» Exercise prompt
Could you write out the records below exactly as they appear?

» Records for this task
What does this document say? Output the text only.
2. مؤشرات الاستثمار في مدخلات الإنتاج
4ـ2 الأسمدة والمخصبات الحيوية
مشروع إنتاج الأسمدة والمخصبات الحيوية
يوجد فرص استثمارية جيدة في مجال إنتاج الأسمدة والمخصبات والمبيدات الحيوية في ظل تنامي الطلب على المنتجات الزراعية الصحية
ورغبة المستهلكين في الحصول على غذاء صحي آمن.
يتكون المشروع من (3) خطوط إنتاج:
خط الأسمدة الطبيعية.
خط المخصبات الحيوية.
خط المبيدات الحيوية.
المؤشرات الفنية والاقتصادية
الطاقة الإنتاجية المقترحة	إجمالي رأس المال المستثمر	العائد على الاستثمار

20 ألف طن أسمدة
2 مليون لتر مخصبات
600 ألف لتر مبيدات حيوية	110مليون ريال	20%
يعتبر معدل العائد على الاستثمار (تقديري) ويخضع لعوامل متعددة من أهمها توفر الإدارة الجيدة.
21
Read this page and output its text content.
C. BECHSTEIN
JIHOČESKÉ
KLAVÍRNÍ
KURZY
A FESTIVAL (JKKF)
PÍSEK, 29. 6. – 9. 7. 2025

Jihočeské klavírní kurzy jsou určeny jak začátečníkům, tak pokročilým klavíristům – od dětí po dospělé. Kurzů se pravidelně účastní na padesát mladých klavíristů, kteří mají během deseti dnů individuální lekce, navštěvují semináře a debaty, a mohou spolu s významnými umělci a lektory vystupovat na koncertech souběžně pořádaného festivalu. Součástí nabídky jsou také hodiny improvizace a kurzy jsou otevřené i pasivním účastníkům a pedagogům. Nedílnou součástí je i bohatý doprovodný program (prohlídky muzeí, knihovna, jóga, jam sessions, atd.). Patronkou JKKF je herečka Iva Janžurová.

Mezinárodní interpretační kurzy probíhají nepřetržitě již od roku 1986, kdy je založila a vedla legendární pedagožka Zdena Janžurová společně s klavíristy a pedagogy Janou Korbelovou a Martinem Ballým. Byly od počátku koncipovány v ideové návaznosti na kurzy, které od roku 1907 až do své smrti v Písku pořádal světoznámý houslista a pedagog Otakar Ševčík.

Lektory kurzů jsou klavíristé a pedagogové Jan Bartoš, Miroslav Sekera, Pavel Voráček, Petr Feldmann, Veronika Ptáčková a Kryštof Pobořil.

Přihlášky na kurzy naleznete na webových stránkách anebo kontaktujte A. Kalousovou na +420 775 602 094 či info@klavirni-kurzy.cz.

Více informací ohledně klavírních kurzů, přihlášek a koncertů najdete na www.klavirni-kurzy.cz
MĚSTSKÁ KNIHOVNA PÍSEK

» Response to the exercise
What does this document say? Output the text only.
2. مؤشرات الاستثمار في مدخلات الإنتاج
4ـ2 الأسمدة والمخصبات الحيوية
مشروع إنتاج الأسمدة والمخصبات الحيوية
يوجد فرص استثمارية جيدة في مجال إنتاج الأسمدة والمخصبات والمبيدات الحيوية في ظل تنامي الطلب على المنتجات الزراعية الصحية
ورغبة المستهلكين في الحصول على غذاء صحي آمن.
يتكون المشروع من (3) خطوط إنتاج:
خط الأسمدة الطبيعية.
خط المخصبات الحيوية.
خط المبيدات الحيوية.
المؤشرات الفنية والاقتصادية
الطاقة الإنتاجية المقترحة	إجمالي رأس المال المستثمر	العائد على الاستثمار

20 ألف طن أسمدة
2 مليون لتر مخصبات
600 ألف لتر مبيدات حيوية	110مليون ريال	20%
يعتبر معدل العائد على الاستثمار (تقديري) ويخضع لعوامل متعددة من أهمها توفر الإدارة الجيدة.
21
Read this page and output its text content.
C. BECHSTEIN
JIHOČESKÉ
KLAVÍRNÍ
KURZY
A FESTIVAL (JKKF)
PÍSEK, 29. 6. – 9. 7. 2025

Jihočeské klavírní kurzy jsou určeny jak začátečníkům, tak pokročilým klavíristům – od dětí po dospělé. Kurzů se pravidelně účastní na padesát mladých klavíristů, kteří mají během deseti dnů individuální lekce, navštěvují semináře a debaty, a mohou spolu s významnými umělci a lektory vystupovat na koncertech souběžně pořádaného festivalu. Součástí nabídky jsou také hodiny improvizace a kurzy jsou otevřené i pasivním účastníkům a pedagogům. Nedílnou součástí je i bohatý doprovodný program (prohlídky muzeí, knihovna, jóga, jam sessions, atd.). Patronkou JKKF je herečka Iva Janžurová.

Mezinárodní interpretační kurzy probíhají nepřetržitě již od roku 1986, kdy je založila a vedla legendární pedagožka Zdena Janžurová společně s klavíristy a pedagogy Janou Korbelovou a Martinem Ballým. Byly od počátku koncipovány v ideové návaznosti na kurzy, které od roku 1907 až do své smrti v Písku pořádal světoznámý houslista a pedagog Otakar Ševčík.

Lektory kurzů jsou klavíristé a pedagogové Jan Bartoš, Miroslav Sekera, Pavel Voráček, Petr Feldmann, Veronika Ptáčková a Kryštof Pobořil.

Přihlášky na kurzy naleznete na webových stránkách anebo kontaktujte A. Kalousovou na +420 775 602 094 či info@klavirni-kurzy.cz.

Více informací ohledně klavírních kurzů, přihlášek a koncertů najdete na www.klavirni-kurzy.cz
MĚSTSKÁ KNIHOVNA PÍSEK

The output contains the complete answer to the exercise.